DATA PROVIDED:
──────────────────────────────

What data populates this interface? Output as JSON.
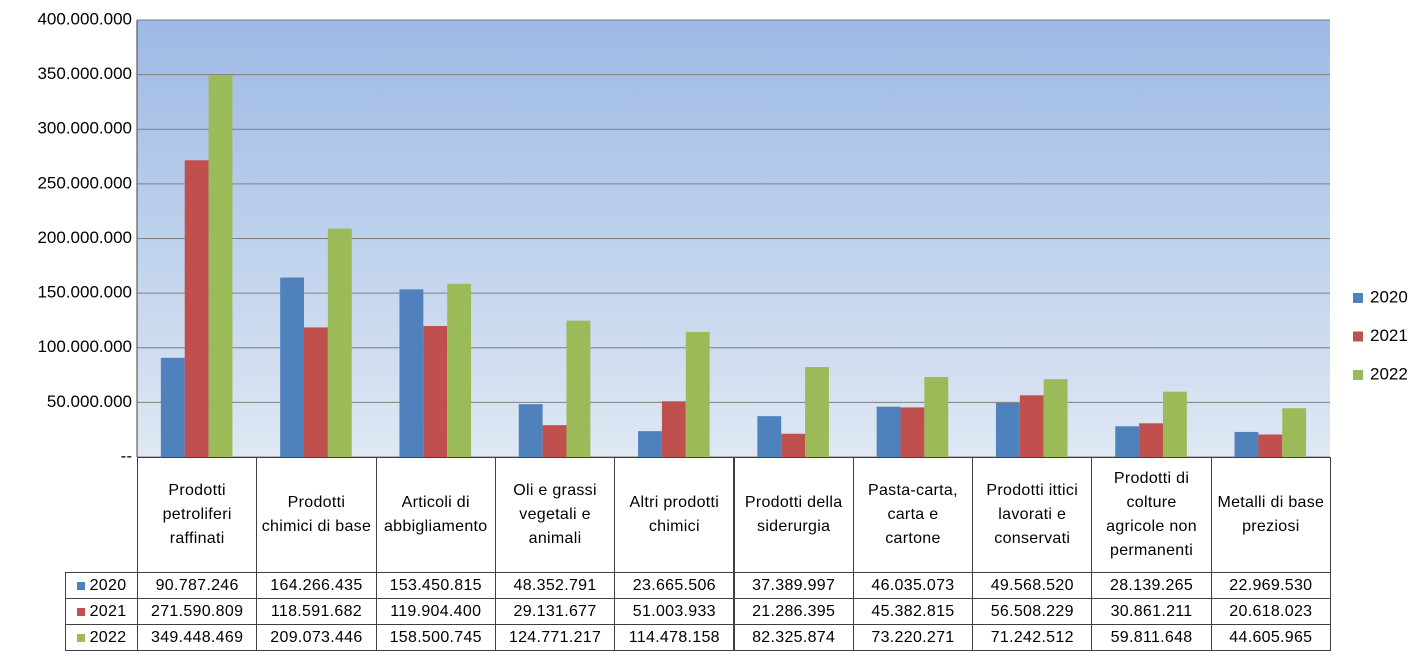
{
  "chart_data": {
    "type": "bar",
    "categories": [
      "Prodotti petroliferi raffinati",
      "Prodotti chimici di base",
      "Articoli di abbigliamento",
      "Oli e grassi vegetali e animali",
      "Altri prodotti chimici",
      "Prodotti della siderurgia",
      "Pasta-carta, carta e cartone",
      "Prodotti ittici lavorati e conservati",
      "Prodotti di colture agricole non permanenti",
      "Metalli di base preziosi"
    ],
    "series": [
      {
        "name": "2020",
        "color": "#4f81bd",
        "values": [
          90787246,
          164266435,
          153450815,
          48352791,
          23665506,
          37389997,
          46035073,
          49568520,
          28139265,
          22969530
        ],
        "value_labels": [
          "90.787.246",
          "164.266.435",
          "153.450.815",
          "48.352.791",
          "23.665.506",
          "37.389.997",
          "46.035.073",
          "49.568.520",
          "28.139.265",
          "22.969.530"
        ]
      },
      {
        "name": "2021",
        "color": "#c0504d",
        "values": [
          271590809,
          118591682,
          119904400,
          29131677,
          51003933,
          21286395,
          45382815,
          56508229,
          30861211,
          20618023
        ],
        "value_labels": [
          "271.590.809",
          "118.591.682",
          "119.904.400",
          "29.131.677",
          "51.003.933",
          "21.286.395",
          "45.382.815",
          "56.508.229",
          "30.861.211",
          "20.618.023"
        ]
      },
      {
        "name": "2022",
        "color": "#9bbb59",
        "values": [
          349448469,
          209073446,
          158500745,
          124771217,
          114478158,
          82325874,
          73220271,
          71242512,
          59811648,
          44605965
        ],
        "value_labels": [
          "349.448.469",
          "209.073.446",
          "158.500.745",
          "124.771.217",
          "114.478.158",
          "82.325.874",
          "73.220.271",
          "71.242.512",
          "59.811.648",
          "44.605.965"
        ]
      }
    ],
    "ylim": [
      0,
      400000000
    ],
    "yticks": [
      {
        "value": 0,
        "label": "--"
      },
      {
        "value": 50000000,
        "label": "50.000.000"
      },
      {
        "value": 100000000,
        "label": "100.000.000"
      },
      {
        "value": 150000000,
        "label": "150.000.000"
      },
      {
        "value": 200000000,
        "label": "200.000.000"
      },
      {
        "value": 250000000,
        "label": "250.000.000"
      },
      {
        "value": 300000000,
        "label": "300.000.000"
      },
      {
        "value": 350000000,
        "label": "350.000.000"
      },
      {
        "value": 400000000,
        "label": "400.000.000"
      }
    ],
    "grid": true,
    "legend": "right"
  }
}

──────────────────────────────

DIRECTIONS: Look through the material above and work out how many of its lines contain "color". State the number only.

ANSWER IN FULL: 3